- [Text extract]:
--- Begin ---
Out of © Kurt Eggenstein: 'The Prophet J. Lorber Predicts Coming Catastrophies and the True Christianity'"

Lorber's Prediction of Inflation and Unemployment


   According to the disclosures made by Lorber, the Last Days will also see "enormous scarcities." (Gr VIII 185, 3) For years now, money has increasingly become devalued in Europe and other parts of the world. The problem could not be dealt with; it ha become a permanent state, in differing degree, in all countries.
    Today it is recognized that, obsessed with prosperity, nations have been living beyond their means for many years. In almost every country wages and salaries were going up faster than productivity. Between 1913 and 1935, the real social product had increased by just 12 percent in Germany, 228 but in the F.R.G., real wages have almost quadrupled since 1950. 229 The gross income from enterprise and real estate on the other hand has shown a constant decrease since 1960. In 1960 it was 39.4 percent, in 1970 33.3 percent, and in 1973 30.1 percent." 230
    "The rapid increase in earnings," Marion Doenhoff wrote in Die Zeit, "which in different degree occurred everywhere, has merely - and we must see this quite clearly - become possible on the basis of continuous inflation." 231
    Hans Roeper wrote in the Frankfurter Allgemeine Zeitung "Public spending, the unions, the bosses and consumers have all contributed to the undue strain on the economy, and this then gave way at its weakest point, the buying power of our money." 232
    After this, prices began to rise, and soon unemployment began to loom. Inflation always brings unemployment, and in no time at all, stagflation is reached, i.e., inflation combined with unemployment.
--- End ---
- [Required task 1]:
Reproduce the lines of the listing, starting at its first line and ending at the line that contains "24, 1979, 888]", with both of those lines included.

- [Exercise input]:
--- Begin ---
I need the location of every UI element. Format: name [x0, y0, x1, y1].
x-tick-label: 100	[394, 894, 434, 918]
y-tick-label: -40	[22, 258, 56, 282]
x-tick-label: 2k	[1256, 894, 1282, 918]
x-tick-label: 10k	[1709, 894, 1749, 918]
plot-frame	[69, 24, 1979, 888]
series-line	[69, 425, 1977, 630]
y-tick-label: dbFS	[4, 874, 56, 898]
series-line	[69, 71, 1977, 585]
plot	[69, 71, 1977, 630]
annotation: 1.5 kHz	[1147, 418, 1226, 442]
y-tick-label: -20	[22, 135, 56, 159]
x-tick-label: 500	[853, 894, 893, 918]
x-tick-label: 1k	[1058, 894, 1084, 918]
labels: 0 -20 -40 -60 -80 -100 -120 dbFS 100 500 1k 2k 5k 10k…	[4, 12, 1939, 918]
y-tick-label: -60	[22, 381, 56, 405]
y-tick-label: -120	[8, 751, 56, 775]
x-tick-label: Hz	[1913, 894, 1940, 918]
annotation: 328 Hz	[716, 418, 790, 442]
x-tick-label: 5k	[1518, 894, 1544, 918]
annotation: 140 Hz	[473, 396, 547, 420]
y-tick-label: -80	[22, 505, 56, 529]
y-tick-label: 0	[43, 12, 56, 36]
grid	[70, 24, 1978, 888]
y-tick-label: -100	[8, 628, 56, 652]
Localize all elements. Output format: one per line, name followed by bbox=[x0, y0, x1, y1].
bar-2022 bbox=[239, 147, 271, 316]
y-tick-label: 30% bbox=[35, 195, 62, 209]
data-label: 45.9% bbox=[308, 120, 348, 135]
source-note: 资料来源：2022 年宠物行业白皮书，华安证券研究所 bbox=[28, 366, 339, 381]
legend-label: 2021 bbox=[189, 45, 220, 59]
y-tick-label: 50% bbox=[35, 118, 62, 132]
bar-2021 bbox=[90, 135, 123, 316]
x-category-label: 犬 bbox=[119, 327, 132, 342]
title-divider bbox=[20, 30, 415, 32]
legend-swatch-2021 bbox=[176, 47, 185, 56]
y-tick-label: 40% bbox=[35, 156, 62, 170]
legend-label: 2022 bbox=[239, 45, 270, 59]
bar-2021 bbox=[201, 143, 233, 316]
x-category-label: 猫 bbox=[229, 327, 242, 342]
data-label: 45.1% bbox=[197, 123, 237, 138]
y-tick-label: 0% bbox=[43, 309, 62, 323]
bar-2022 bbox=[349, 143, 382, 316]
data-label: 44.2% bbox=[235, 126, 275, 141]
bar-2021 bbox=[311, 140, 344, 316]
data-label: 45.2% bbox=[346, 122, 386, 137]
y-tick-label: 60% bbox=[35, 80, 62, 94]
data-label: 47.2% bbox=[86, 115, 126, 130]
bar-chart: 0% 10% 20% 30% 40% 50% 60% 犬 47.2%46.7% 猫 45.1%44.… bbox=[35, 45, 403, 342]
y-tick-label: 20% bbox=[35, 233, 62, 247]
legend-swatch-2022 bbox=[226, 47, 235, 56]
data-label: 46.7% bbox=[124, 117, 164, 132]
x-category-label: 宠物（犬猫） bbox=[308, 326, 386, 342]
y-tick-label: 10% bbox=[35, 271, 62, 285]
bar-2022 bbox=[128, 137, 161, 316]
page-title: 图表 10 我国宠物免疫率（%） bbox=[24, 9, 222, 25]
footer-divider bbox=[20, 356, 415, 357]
--- End ---
- [Required task 2]:
Answer these questions about the passage on Lorber's prediction of inflation and unemployment:
(a) In which publication did Marion Doenhoff write?
(b) What was the gross income from enterprise and real estate in 1970?
(c) What term does the passage use for inflation combined with unemployment?

- [Task output 1]:
I need the location of every UI element. Format: name [x0, y0, x1, y1].
x-tick-label: 100	[394, 894, 434, 918]
y-tick-label: -40	[22, 258, 56, 282]
x-tick-label: 2k	[1256, 894, 1282, 918]
x-tick-label: 10k	[1709, 894, 1749, 918]
plot-frame	[69, 24, 1979, 888]

- [Task output 2]:
(a) Die Zeit
(b) 33.3 percent
(c) Stagflation